SHORT EXERCISE >> Scan the entries below and extract each line with the word "Vertical" in it.

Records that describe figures
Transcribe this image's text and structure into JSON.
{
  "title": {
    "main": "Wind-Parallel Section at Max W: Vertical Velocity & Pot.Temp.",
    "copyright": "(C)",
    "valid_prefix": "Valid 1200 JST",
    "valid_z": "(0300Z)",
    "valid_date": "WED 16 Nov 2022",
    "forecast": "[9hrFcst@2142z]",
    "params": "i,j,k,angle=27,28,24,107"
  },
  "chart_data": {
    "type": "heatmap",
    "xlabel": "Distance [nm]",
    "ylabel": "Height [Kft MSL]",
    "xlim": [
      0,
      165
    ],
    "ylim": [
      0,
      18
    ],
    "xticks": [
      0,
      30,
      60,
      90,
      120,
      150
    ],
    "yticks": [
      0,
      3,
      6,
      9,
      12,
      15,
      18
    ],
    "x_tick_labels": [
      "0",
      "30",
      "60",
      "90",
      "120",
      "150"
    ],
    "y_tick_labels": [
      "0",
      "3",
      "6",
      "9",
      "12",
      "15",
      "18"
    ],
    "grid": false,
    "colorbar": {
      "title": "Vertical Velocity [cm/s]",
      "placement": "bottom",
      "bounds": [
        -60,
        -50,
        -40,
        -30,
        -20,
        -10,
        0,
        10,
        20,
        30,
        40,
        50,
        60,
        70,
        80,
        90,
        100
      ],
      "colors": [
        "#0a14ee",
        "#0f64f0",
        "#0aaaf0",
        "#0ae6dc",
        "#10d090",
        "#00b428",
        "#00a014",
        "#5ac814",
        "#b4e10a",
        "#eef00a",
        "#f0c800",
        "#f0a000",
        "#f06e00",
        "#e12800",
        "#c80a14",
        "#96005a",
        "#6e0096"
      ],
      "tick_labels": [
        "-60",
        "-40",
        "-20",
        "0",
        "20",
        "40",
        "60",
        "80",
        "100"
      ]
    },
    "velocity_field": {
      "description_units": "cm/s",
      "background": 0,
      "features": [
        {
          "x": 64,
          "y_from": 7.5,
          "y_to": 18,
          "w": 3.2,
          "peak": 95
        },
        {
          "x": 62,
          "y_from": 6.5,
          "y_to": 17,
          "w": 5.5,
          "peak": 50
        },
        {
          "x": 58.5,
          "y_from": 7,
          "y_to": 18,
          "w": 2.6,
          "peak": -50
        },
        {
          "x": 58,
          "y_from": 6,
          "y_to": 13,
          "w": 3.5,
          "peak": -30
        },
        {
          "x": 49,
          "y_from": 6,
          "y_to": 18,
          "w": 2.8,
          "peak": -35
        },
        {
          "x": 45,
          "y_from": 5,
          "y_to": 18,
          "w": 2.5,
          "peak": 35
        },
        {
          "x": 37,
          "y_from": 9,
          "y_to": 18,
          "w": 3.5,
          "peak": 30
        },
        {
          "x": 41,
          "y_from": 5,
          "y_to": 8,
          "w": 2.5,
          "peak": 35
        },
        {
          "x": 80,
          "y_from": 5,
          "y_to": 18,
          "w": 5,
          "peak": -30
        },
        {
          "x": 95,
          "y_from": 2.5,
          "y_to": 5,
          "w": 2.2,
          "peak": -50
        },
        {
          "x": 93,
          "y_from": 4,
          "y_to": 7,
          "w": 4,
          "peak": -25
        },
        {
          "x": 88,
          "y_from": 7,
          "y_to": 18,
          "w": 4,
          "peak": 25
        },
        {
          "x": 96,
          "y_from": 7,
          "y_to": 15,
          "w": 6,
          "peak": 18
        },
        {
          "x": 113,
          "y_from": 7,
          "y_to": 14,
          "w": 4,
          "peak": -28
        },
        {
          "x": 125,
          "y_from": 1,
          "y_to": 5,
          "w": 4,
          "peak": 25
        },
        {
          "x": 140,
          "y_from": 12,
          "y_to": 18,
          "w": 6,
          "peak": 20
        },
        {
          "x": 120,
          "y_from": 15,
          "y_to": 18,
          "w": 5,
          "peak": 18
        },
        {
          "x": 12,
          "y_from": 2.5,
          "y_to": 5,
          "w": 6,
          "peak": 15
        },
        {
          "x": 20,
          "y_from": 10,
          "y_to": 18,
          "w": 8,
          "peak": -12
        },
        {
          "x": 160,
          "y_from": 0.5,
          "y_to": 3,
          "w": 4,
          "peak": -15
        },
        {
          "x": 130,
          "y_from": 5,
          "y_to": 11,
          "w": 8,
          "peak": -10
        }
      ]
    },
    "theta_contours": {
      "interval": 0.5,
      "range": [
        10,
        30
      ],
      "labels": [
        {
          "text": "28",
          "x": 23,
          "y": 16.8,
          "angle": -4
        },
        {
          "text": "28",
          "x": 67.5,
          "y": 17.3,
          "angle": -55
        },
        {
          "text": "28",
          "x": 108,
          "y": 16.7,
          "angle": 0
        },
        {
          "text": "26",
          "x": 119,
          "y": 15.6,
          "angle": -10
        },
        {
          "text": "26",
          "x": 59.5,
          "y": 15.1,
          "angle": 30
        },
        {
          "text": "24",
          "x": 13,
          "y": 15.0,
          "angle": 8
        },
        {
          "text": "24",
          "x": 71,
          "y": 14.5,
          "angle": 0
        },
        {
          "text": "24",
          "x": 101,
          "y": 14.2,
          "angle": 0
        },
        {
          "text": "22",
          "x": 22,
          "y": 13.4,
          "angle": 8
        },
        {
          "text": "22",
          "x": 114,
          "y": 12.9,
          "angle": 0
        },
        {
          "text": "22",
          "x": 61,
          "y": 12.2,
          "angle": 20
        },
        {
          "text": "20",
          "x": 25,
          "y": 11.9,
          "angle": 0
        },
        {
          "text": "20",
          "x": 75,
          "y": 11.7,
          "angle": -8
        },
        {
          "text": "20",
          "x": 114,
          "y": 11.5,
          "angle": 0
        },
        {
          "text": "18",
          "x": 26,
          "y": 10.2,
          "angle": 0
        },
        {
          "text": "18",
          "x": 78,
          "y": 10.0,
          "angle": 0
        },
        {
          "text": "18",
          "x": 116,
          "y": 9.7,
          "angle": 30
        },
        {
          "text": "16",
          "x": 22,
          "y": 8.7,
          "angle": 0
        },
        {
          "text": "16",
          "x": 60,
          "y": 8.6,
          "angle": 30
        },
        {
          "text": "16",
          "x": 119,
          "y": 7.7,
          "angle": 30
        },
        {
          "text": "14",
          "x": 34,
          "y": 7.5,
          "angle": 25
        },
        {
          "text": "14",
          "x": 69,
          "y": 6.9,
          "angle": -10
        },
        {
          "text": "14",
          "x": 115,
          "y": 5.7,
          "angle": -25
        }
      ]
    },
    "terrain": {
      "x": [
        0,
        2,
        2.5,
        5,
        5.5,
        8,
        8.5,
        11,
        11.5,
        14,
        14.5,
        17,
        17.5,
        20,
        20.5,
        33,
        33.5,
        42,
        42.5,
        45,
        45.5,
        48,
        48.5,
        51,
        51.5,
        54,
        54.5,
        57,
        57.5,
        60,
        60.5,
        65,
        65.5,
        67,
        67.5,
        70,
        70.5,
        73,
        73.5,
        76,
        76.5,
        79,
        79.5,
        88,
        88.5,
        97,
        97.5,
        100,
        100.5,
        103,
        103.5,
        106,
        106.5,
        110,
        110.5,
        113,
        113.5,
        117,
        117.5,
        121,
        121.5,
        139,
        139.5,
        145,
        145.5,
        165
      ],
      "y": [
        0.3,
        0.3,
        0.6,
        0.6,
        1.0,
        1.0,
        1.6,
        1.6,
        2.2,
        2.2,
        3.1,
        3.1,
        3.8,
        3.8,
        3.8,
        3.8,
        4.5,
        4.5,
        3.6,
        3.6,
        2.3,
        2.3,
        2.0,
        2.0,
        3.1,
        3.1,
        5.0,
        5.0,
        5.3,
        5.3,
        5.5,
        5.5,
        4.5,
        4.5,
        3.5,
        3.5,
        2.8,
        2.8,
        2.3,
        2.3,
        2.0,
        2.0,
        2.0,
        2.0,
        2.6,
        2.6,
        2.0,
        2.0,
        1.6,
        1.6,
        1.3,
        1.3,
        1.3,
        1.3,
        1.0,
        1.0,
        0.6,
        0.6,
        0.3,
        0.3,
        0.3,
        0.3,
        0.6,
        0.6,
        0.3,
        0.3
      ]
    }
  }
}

TASK ANSWER >>
    "main": "Wind-Parallel Section at Max W: Vertical Velocity & Pot.Temp.",
      "title": "Vertical Velocity [cm/s]",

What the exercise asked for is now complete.